━━━━━ MATERIAL SHOWN
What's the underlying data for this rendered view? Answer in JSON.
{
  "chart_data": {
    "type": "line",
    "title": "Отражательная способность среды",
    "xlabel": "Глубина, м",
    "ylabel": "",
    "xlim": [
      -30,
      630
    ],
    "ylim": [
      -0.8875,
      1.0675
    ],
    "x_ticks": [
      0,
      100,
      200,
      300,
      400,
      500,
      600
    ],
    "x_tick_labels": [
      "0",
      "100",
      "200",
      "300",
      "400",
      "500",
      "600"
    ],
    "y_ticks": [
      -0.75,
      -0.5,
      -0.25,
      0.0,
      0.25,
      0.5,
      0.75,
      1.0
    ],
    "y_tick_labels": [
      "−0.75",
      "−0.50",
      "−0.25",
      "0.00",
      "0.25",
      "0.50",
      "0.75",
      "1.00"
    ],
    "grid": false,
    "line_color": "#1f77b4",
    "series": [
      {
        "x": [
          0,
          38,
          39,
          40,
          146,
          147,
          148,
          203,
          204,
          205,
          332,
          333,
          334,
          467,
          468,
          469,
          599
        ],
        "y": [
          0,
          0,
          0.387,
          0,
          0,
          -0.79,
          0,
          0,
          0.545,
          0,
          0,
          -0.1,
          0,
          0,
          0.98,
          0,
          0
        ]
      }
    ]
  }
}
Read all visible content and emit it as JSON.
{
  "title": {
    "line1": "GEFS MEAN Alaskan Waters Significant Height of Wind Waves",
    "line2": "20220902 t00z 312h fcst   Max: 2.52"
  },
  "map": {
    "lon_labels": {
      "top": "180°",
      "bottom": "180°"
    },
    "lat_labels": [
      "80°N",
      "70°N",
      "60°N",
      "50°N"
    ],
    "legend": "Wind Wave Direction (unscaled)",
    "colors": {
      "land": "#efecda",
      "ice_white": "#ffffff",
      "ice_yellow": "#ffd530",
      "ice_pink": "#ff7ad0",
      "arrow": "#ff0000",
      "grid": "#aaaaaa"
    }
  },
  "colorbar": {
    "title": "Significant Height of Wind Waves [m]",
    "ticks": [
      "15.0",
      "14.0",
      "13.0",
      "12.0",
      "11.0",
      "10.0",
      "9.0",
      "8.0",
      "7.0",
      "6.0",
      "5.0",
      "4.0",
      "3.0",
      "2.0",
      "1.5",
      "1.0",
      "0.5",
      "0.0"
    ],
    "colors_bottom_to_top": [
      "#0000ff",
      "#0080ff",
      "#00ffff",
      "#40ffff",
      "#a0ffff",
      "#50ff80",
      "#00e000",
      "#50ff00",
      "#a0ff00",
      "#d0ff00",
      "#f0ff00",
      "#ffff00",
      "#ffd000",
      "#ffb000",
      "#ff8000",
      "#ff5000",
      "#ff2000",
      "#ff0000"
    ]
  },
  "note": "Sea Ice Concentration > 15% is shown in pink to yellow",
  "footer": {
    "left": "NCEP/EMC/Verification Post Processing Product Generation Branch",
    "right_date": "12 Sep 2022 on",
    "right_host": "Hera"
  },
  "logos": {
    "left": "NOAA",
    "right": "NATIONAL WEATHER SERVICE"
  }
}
━━━━━━━━━━
▸ TASK DIRECTIONS:
Restate the data above word for word.

▸ FINAL RESULT:
What's the underlying data for this rendered view? Answer in JSON.
{
  "chart_data": {
    "type": "line",
    "title": "Отражательная способность среды",
    "xlabel": "Глубина, м",
    "ylabel": "",
    "xlim": [
      -30,
      630
    ],
    "ylim": [
      -0.8875,
      1.0675
    ],
    "x_ticks": [
      0,
      100,
      200,
      300,
      400,
      500,
      600
    ],
    "x_tick_labels": [
      "0",
      "100",
      "200",
      "300",
      "400",
      "500",
      "600"
    ],
    "y_ticks": [
      -0.75,
      -0.5,
      -0.25,
      0.0,
      0.25,
      0.5,
      0.75,
      1.0
    ],
    "y_tick_labels": [
      "−0.75",
      "−0.50",
      "−0.25",
      "0.00",
      "0.25",
      "0.50",
      "0.75",
      "1.00"
    ],
    "grid": false,
    "line_color": "#1f77b4",
    "series": [
      {
        "x": [
          0,
          38,
          39,
          40,
          146,
          147,
          148,
          203,
          204,
          205,
          332,
          333,
          334,
          467,
          468,
          469,
          599
        ],
        "y": [
          0,
          0,
          0.387,
          0,
          0,
          -0.79,
          0,
          0,
          0.545,
          0,
          0,
          -0.1,
          0,
          0,
          0.98,
          0,
          0
        ]
      }
    ]
  }
}
Read all visible content and emit it as JSON.
{
  "title": {
    "line1": "GEFS MEAN Alaskan Waters Significant Height of Wind Waves",
    "line2": "20220902 t00z 312h fcst   Max: 2.52"
  },
  "map": {
    "lon_labels": {
      "top": "180°",
      "bottom": "180°"
    },
    "lat_labels": [
      "80°N",
      "70°N",
      "60°N",
      "50°N"
    ],
    "legend": "Wind Wave Direction (unscaled)",
    "colors": {
      "land": "#efecda",
      "ice_white": "#ffffff",
      "ice_yellow": "#ffd530",
      "ice_pink": "#ff7ad0",
      "arrow": "#ff0000",
      "grid": "#aaaaaa"
    }
  },
  "colorbar": {
    "title": "Significant Height of Wind Waves [m]",
    "ticks": [
      "15.0",
      "14.0",
      "13.0",
      "12.0",
      "11.0",
      "10.0",
      "9.0",
      "8.0",
      "7.0",
      "6.0",
      "5.0",
      "4.0",
      "3.0",
      "2.0",
      "1.5",
      "1.0",
      "0.5",
      "0.0"
    ],
    "colors_bottom_to_top": [
      "#0000ff",
      "#0080ff",
      "#00ffff",
      "#40ffff",
      "#a0ffff",
      "#50ff80",
      "#00e000",
      "#50ff00",
      "#a0ff00",
      "#d0ff00",
      "#f0ff00",
      "#ffff00",
      "#ffd000",
      "#ffb000",
      "#ff8000",
      "#ff5000",
      "#ff2000",
      "#ff0000"
    ]
  },
  "note": "Sea Ice Concentration > 15% is shown in pink to yellow",
  "footer": {
    "left": "NCEP/EMC/Verification Post Processing Product Generation Branch",
    "right_date": "12 Sep 2022 on",
    "right_host": "Hera"
  },
  "logos": {
    "left": "NOAA",
    "right": "NATIONAL WEATHER SERVICE"
  }
}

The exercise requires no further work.